===== Material provided =====

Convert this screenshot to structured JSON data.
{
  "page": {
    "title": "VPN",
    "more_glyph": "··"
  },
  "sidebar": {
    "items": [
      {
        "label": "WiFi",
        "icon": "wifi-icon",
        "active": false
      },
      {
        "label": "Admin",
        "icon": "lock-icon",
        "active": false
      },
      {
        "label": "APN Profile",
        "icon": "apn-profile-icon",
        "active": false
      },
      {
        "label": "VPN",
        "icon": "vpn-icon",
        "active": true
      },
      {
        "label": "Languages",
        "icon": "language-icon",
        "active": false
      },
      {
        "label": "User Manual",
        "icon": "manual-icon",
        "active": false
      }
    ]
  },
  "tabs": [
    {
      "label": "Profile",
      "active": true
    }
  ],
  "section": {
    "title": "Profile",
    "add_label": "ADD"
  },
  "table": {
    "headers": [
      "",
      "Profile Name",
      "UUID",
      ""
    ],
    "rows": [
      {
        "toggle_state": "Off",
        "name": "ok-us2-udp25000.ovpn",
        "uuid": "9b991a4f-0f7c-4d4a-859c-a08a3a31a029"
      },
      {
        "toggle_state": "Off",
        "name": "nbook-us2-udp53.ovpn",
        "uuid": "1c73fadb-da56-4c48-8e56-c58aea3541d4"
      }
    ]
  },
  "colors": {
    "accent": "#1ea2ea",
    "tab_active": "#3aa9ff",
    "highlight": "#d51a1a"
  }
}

=====

Work instructions >>
Nothing but a number is needed here: how many lines hold the string "icon"?

Written reply >>
6